**Excerpt to read:**
Good day! My code is adapted from the i2s echo example. I removed all the code regarding the button click and codec because it is not needed in my application. Below is the code. When i run the code, i get errors on configuring the Rx stream.
/*
* Copyright (c) 2021 Nordic Semiconductor ASA
*
* SPDX-License-Identifier: Apache-2.0
*/
#include <zephyr/kernel.h>
#include <zephyr/sys/printk.h>
#include <zephyr/drivers/i2s.h>
#include <zephyr/drivers/gpio.h>
#include <string.h>
#include <zephyr/drivers/pwm.h>
#define I2S_RX_NODE DT_NODELABEL(i2s_rx)
#define SAMPLE_FREQUENCY 62500
#define SAMPLE_BIT_WIDTH 32
#define BYTES_PER_SAMPLE sizeof(int16_t)
#define NUMBER_OF_CHANNELS 2
/* Such block length provides an echo with the delay of 100 ms. */
#define SAMPLES_PER_BLOCK ((SAMPLE_FREQUENCY / 10) * NUMBER_OF_CHANNELS)
#define INITIAL_BLOCKS 2
#define TIMEOUT 1000
// PWM DEFINES
static const struct pwm_dt_spec pwm_led0 = PWM_DT_SPEC_GET(DT_ALIAS(pwm_led0));
static const struct pwm_dt_spec pwm_led1 = PWM_DT_SPEC_GET(DT_ALIAS(pwm_led1));
#define BITCLK PWM_KHZ(4000U)
#define WORD_S PWM_HZ(62500U)
#define BLOCK_SIZE (BYTES_PER_SAMPLE * SAMPLES_PER_BLOCK)
#define BLOCK_COUNT (INITIAL_BLOCKS + 2)
K_MEM_SLAB_DEFINE_STATIC(mem_slab, BLOCK_SIZE, BLOCK_COUNT, 4);
static int16_t echo_block[SAMPLES_PER_BLOCK];
static volatile bool echo_enabled = true;
static K_SEM_DEFINE(toggle_transfer, 1, 1);
static void process_block_data(void *mem_block, uint32_t number_of_samples)
{
static bool clear_echo_block;
if (echo_enabled) {
for (int i = 0; i < number_of_samples; ++i) {
int16_t *sample = &((int16_t *)mem_block)[i];
*sample += echo_block[i];
echo_block[i] = (*sample) / 2;
}
clear_echo_block = true;
} else if (clear_echo_block) {
clear_echo_block = false;
memset(echo_block, 0, sizeof(echo_block));
}
}
static bool configure_streams(const struct device *i2s_dev_rx,
const struct i2s_config *config)

Image layout annotations

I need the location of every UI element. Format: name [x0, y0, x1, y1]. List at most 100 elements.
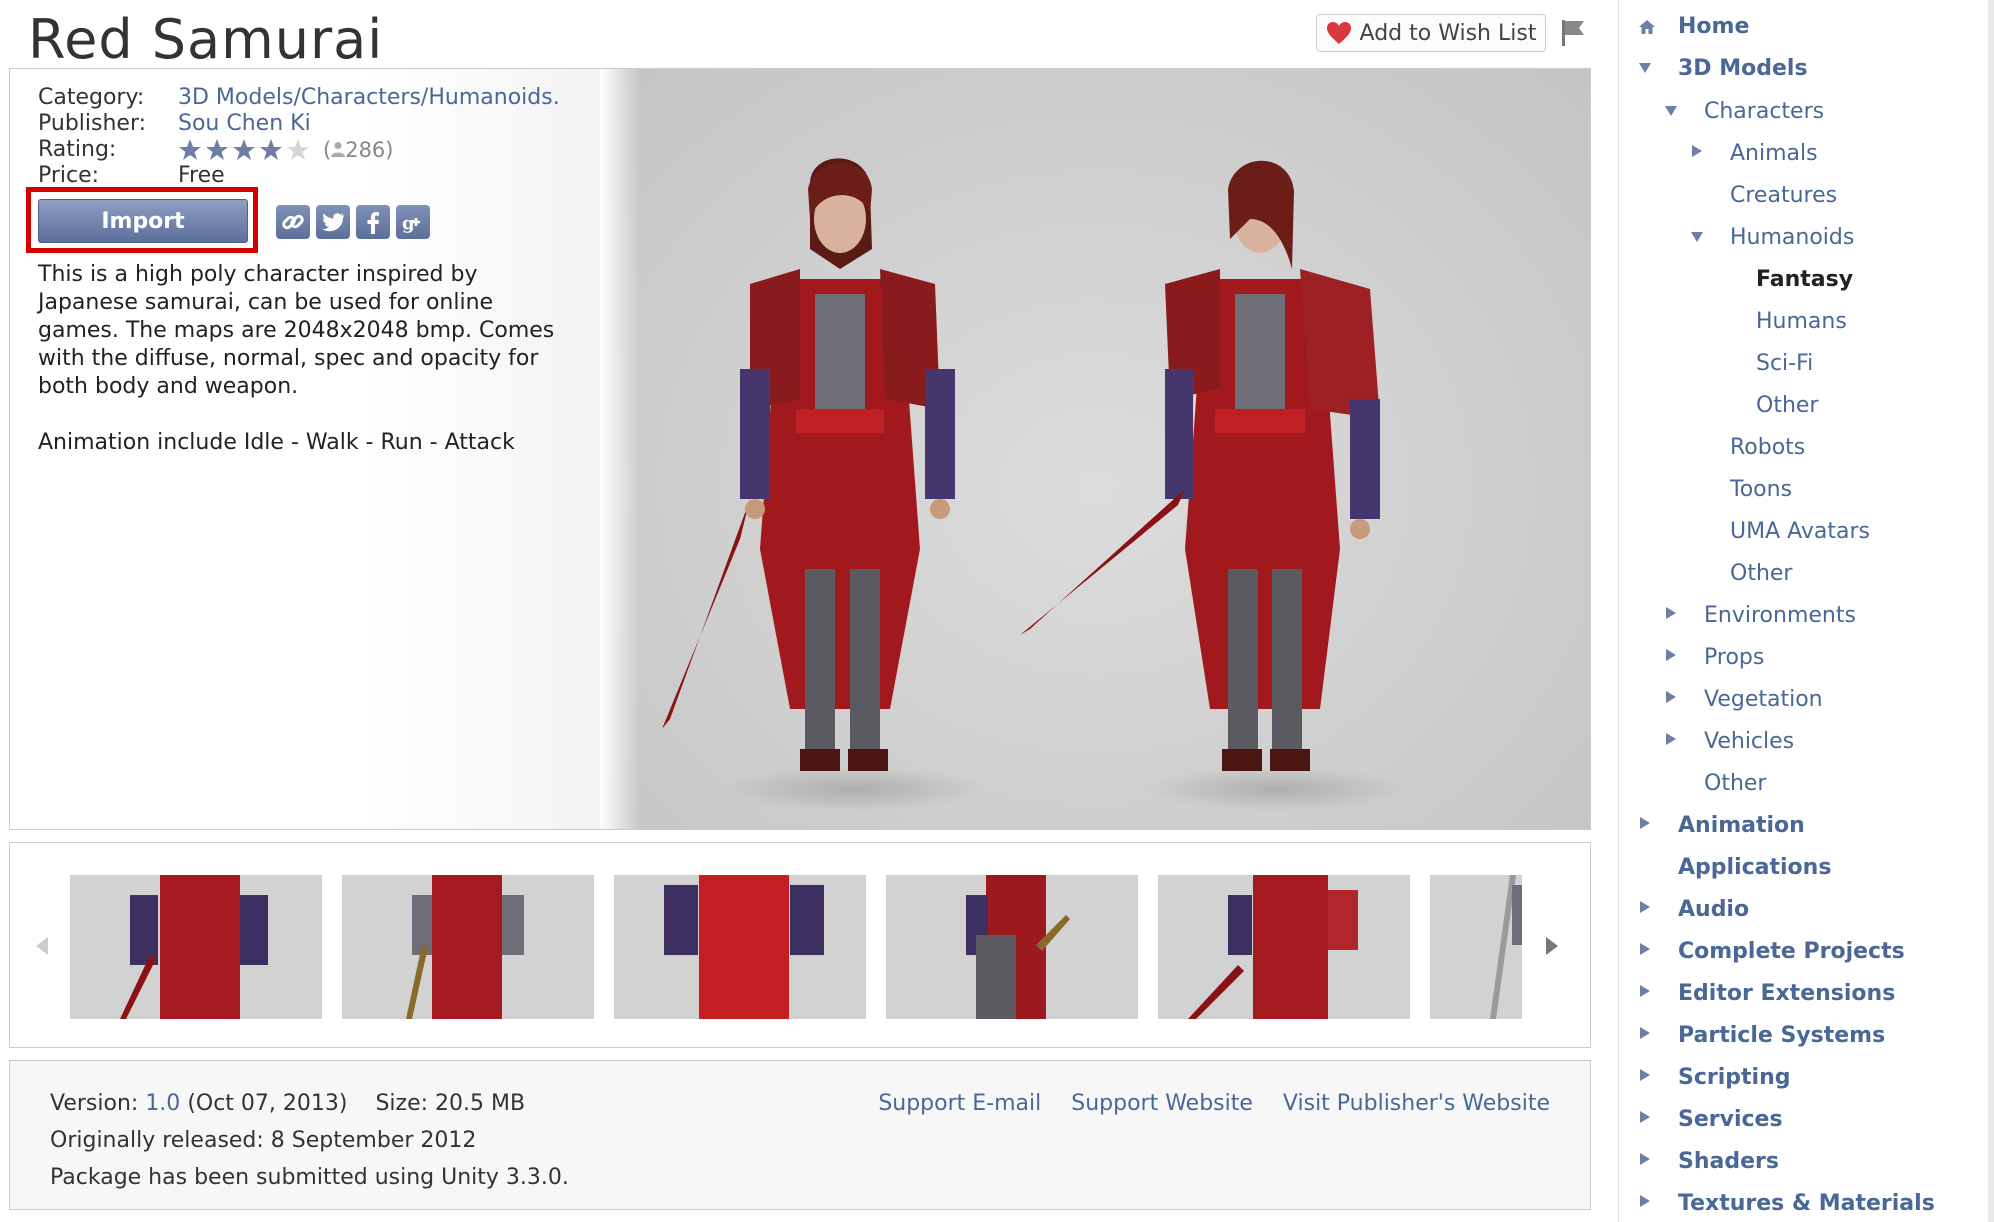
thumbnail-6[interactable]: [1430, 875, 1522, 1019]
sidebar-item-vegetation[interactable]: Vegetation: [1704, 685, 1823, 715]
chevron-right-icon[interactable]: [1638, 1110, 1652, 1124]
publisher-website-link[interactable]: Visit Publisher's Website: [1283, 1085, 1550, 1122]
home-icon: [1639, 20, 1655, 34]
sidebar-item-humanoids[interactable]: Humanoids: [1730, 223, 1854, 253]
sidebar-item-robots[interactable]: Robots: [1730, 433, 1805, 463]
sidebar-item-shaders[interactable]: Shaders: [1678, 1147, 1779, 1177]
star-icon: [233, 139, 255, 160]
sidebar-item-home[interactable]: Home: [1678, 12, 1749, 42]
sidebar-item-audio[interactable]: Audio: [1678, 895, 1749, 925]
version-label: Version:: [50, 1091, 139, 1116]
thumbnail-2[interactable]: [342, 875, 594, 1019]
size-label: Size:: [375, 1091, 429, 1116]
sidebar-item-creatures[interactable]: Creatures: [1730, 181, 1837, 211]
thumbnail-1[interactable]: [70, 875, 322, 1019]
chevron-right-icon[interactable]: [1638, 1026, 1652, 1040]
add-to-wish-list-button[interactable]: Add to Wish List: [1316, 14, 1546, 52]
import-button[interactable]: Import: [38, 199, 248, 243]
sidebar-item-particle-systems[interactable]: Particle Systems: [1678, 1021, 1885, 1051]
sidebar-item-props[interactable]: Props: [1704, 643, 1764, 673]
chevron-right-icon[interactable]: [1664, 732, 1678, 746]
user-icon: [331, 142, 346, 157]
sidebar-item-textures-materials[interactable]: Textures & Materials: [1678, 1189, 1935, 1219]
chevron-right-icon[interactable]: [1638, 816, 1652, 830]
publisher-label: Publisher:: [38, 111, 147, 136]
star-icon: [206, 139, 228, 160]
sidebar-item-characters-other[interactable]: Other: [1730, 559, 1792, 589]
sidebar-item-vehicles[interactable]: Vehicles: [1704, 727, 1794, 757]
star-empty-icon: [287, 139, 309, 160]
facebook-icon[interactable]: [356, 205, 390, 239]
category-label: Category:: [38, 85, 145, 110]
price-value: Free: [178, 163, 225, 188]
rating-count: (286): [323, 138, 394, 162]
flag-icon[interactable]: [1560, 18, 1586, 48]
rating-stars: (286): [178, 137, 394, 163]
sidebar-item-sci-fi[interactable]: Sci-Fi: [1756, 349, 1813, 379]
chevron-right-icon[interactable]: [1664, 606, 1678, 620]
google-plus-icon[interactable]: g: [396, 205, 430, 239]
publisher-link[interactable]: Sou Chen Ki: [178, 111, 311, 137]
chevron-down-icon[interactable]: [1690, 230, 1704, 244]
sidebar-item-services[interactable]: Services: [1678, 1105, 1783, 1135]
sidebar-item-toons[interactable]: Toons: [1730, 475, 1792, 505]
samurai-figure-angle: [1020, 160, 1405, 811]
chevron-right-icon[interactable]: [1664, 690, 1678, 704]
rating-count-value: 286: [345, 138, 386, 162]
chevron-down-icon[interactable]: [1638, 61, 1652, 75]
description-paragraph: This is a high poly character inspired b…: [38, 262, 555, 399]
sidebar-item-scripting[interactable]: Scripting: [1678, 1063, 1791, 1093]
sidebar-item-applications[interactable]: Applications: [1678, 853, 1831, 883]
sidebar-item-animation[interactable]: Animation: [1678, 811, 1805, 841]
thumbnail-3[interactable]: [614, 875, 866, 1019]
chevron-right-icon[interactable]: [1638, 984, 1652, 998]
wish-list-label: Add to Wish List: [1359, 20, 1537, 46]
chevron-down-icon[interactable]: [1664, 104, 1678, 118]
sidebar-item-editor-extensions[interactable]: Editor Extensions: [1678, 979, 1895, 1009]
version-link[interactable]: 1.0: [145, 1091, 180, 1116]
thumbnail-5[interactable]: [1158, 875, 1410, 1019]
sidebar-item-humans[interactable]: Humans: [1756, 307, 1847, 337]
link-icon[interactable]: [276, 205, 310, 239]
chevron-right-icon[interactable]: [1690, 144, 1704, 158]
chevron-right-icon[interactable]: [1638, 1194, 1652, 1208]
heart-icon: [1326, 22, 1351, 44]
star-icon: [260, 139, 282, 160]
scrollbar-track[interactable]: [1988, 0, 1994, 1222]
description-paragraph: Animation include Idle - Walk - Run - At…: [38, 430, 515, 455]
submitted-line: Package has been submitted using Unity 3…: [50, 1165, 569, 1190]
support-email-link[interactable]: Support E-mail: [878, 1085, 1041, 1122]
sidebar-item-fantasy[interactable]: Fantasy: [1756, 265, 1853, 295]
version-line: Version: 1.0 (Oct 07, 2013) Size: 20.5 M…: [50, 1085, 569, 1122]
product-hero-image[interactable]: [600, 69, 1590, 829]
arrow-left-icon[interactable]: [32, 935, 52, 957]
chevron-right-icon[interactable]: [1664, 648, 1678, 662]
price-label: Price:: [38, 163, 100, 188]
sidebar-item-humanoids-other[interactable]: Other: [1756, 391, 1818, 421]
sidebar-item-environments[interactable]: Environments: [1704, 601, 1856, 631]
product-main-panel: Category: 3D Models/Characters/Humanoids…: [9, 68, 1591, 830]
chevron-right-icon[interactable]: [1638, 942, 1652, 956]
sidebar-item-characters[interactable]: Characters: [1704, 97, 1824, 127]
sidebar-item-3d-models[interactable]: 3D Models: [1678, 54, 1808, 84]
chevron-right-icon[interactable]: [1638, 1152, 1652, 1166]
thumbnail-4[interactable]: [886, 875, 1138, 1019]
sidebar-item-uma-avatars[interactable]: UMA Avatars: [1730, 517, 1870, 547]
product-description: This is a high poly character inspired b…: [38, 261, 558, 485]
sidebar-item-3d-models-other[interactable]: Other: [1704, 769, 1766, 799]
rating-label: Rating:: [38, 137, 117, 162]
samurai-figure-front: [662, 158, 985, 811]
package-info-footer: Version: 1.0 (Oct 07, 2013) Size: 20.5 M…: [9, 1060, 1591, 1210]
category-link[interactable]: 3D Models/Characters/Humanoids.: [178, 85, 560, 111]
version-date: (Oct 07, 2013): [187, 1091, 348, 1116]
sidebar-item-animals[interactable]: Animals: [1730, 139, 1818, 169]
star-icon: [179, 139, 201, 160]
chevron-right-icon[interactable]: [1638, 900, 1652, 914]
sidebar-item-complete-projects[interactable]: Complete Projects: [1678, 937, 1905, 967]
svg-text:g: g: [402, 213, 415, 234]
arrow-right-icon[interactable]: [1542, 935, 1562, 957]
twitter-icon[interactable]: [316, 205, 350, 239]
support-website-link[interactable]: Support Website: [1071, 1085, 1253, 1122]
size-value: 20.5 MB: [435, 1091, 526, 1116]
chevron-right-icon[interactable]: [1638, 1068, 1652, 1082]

**Set exercise 1:**
Answer these questions about the I2S forum post:
(a) What does the poster say was removed from the I2S echo example?
(b) What value is SAMPLE_FREQUENCY defined as?
(c) According to the code comment, what echo delay does the block length provide?
**Set exercise 2:** Extend the I2S forum post, picking up right after its last line.

**Expected output 1:**
(a) All the code regarding the button click and codec.
(b) 62500.
(c) 100 ms.

**Expected output 2:**
{
int ret;
ret = i2s_configure(i2s_dev_rx, I2S_DIR_RX, config);
if (ret < 0) {
printk("Failed to configure RX stream: %d\n", ret);
return false;
}
return true;
}
static bool prepare_transfer(const struct device *i2s_dev_rx)
{
int ret;
for (int i = 0; i < INITIAL_BLOCKS; ++i) {
void *mem_block;
ret = k_mem_slab_alloc(&mem_slab, &mem_block, K_NO_WAIT);
if (ret < 0) {
printk("Failed to allocate TX block %d: %d\n", i, ret);
return false;
}
memset(mem_block, 0, BLOCK_SIZE);
}
return true;
}
static bool trigger_command(const struct device *i2s_dev_rx,
enum i2s_trigger_cmd cmd)
{
int ret;
ret = i2s_trigger(i2s_dev_rx, I2S_DIR_RX, cmd);
if (ret < 0) {
printk("Failed to trigger command %d on RX: %d\n", cmd, ret);
return false;
}
return true;
}
int main(void)
{
uint32_t bclk_period;
uint32_t ws_period;
int ret1;
int ret2;
printk("Starting main thread\n\r");
printk("PWM-based blinky\n");
if (!pwm_is_ready_dt(&pwm_led0)) {
printk("Error: PWM device %s is not ready\n",
pwm_led0.dev->name);
return 0;
}
if (!pwm_is_ready_dt(&pwm_led1)) {
printk("Error: PWM device %s is not ready\n",
pwm_led0.dev->name);
return 0;
}
/*
* In case the default MAX_PERIOD value cannot be set for
* some PWM hardware, decrease its value until it can.
*
* Keep its value at least MIN_PERIOD * 4 to make sure
* the sample changes frequency at least once.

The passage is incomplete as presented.